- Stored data
----------
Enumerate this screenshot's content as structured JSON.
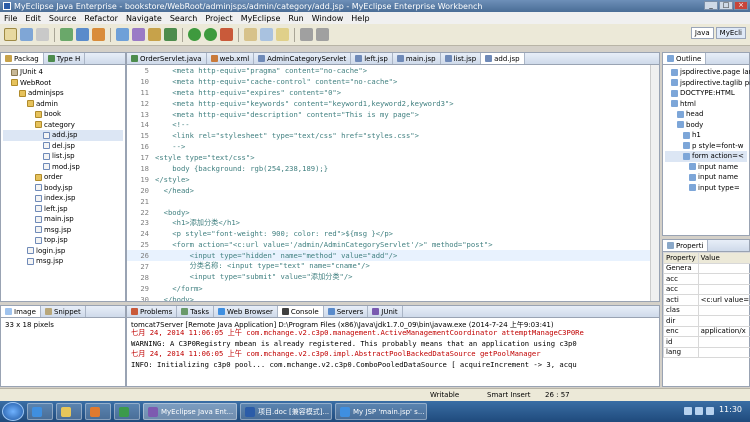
{
  "window": {
    "title": "MyEclipse Java Enterprise - bookstore/WebRoot/adminjsps/admin/category/add.jsp - MyEclipse Enterprise Workbench"
  },
  "menu": [
    "File",
    "Edit",
    "Source",
    "Refactor",
    "Navigate",
    "Search",
    "Project",
    "MyEclipse",
    "Run",
    "Window",
    "Help"
  ],
  "perspectives": {
    "java": "Java",
    "myecl": "MyEcli"
  },
  "package_explorer": {
    "tabs": [
      "Packag",
      "Type H"
    ],
    "tree": [
      {
        "label": "JUnit 4",
        "indent": 1,
        "icon": "lib"
      },
      {
        "label": "WebRoot",
        "indent": 1,
        "icon": "folder"
      },
      {
        "label": "adminjsps",
        "indent": 2,
        "icon": "folder"
      },
      {
        "label": "admin",
        "indent": 3,
        "icon": "folder"
      },
      {
        "label": "book",
        "indent": 4,
        "icon": "folder"
      },
      {
        "label": "category",
        "indent": 4,
        "icon": "folder"
      },
      {
        "label": "add.jsp",
        "indent": 5,
        "icon": "jsp",
        "selected": true
      },
      {
        "label": "del.jsp",
        "indent": 5,
        "icon": "jsp"
      },
      {
        "label": "list.jsp",
        "indent": 5,
        "icon": "jsp"
      },
      {
        "label": "mod.jsp",
        "indent": 5,
        "icon": "jsp"
      },
      {
        "label": "order",
        "indent": 4,
        "icon": "folder"
      },
      {
        "label": "body.jsp",
        "indent": 4,
        "icon": "jsp"
      },
      {
        "label": "index.jsp",
        "indent": 4,
        "icon": "jsp"
      },
      {
        "label": "left.jsp",
        "indent": 4,
        "icon": "jsp"
      },
      {
        "label": "main.jsp",
        "indent": 4,
        "icon": "jsp"
      },
      {
        "label": "msg.jsp",
        "indent": 4,
        "icon": "jsp"
      },
      {
        "label": "top.jsp",
        "indent": 4,
        "icon": "jsp"
      },
      {
        "label": "login.jsp",
        "indent": 3,
        "icon": "jsp"
      },
      {
        "label": "msg.jsp",
        "indent": 3,
        "icon": "jsp"
      }
    ]
  },
  "editor": {
    "tabs": [
      {
        "label": "OrderServlet.java",
        "active": false
      },
      {
        "label": "web.xml",
        "active": false
      },
      {
        "label": "AdminCategoryServlet",
        "active": false
      },
      {
        "label": "left.jsp",
        "active": false
      },
      {
        "label": "main.jsp",
        "active": false
      },
      {
        "label": "list.jsp",
        "active": false
      },
      {
        "label": "add.jsp",
        "active": true
      }
    ],
    "lines": [
      {
        "n": "5",
        "text": "    <meta http-equiv=\"pragma\" content=\"no-cache\">"
      },
      {
        "n": "10",
        "text": "    <meta http-equiv=\"cache-control\" content=\"no-cache\">"
      },
      {
        "n": "11",
        "text": "    <meta http-equiv=\"expires\" content=\"0\">"
      },
      {
        "n": "12",
        "text": "    <meta http-equiv=\"keywords\" content=\"keyword1,keyword2,keyword3\">"
      },
      {
        "n": "13",
        "text": "    <meta http-equiv=\"description\" content=\"This is my page\">"
      },
      {
        "n": "14",
        "text": "    <!--"
      },
      {
        "n": "15",
        "text": "    <link rel=\"stylesheet\" type=\"text/css\" href=\"styles.css\">"
      },
      {
        "n": "16",
        "text": "    -->"
      },
      {
        "n": "17",
        "text": "<style type=\"text/css\">"
      },
      {
        "n": "18",
        "text": "    body {background: rgb(254,238,189);}"
      },
      {
        "n": "19",
        "text": "</style>"
      },
      {
        "n": "20",
        "text": "  </head>"
      },
      {
        "n": "21",
        "text": ""
      },
      {
        "n": "22",
        "text": "  <body>"
      },
      {
        "n": "23",
        "text": "    <h1>添加分类</h1>"
      },
      {
        "n": "24",
        "text": "    <p style=\"font-weight: 900; color: red\">${msg }</p>"
      },
      {
        "n": "25",
        "text": "    <form action=\"<c:url value='/admin/AdminCategoryServlet'/>\" method=\"post\">"
      },
      {
        "n": "26",
        "text": "        <input type=\"hidden\" name=\"method\" value=\"add\"/>"
      },
      {
        "n": "27",
        "text": "        分类名称: <input type=\"text\" name=\"cname\"/>"
      },
      {
        "n": "28",
        "text": "        <input type=\"submit\" value=\"添加分类\"/>"
      },
      {
        "n": "29",
        "text": "    </form>"
      },
      {
        "n": "30",
        "text": "  </body>"
      },
      {
        "n": "31",
        "text": "</html>"
      }
    ]
  },
  "outline": {
    "tab": "Outline",
    "tab2": "Pale",
    "tree": [
      {
        "label": "jspdirective.page lan",
        "indent": 1
      },
      {
        "label": "jspdirective.taglib pr",
        "indent": 1
      },
      {
        "label": "DOCTYPE:HTML",
        "indent": 1
      },
      {
        "label": "html",
        "indent": 1
      },
      {
        "label": "head",
        "indent": 2
      },
      {
        "label": "body",
        "indent": 2
      },
      {
        "label": "h1",
        "indent": 3
      },
      {
        "label": "p style=font-w",
        "indent": 3
      },
      {
        "label": "form action=<",
        "indent": 3,
        "selected": true
      },
      {
        "label": "input name",
        "indent": 4
      },
      {
        "label": "input name",
        "indent": 4
      },
      {
        "label": "input type=",
        "indent": 4
      }
    ]
  },
  "properties": {
    "tab": "Properti",
    "headers": [
      "Property",
      "Value"
    ],
    "rows": [
      [
        "Genera",
        ""
      ],
      [
        "acc",
        ""
      ],
      [
        "acc",
        ""
      ],
      [
        "acti",
        "<c:url value="
      ],
      [
        "clas",
        ""
      ],
      [
        "dir",
        ""
      ],
      [
        "enc",
        "application/x"
      ],
      [
        "id",
        ""
      ],
      [
        "lang",
        ""
      ]
    ]
  },
  "image_view": {
    "tabs": [
      "Image",
      "Snippet"
    ],
    "size": "33 x 18 pixels"
  },
  "console": {
    "tabs": [
      "Problems",
      "Tasks",
      "Web Browser",
      "Console",
      "Servers",
      "JUnit"
    ],
    "active": "Console",
    "meta": "tomcat7Server [Remote Java Application] D:\\Program Files (x86)\\Java\\jdk1.7.0_09\\bin\\javaw.exe (2014-7-24 上午9:03:41)",
    "lines": [
      "七月 24, 2014 11:06:05 上午 com.mchange.v2.c3p0.management.ActiveManagementCoordinator attemptManageC3P0Re",
      "WARNING: A C3P0Registry mbean is already registered. This probably means that an application using c3p0",
      "七月 24, 2014 11:06:05 上午 com.mchange.v2.c3p0.impl.AbstractPoolBackedDataSource getPoolManager",
      "INFO: Initializing c3p0 pool... com.mchange.v2.c3p0.ComboPooledDataSource [ acquireIncrement -> 3, acqu"
    ]
  },
  "statusbar": {
    "mode": "Writable",
    "insert": "Smart Insert",
    "position": "26 : 57"
  },
  "taskbar": {
    "items": [
      "MyEclipse Java Ent...",
      "项目.doc [兼容模式]...",
      "My JSP 'main.jsp' s..."
    ],
    "clock": "11:30"
  }
}
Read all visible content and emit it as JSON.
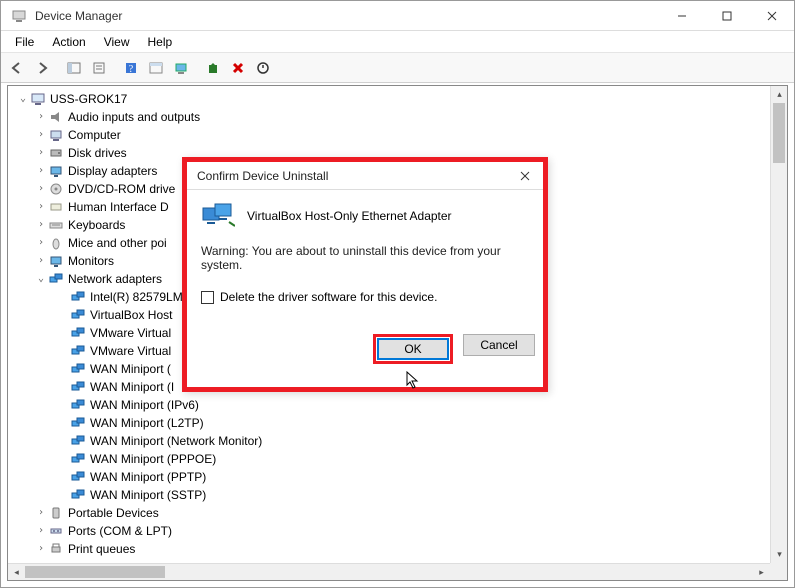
----------
- Written problem
Identify every line above with the string "body" in it. Copy those lines.

- Correct answer
        "label": "body.jsp",
        "text": "    body {background: rgb(254,238,189);}"
        "text": "  <body>"
        "text": "  </body>"
        "label": "body",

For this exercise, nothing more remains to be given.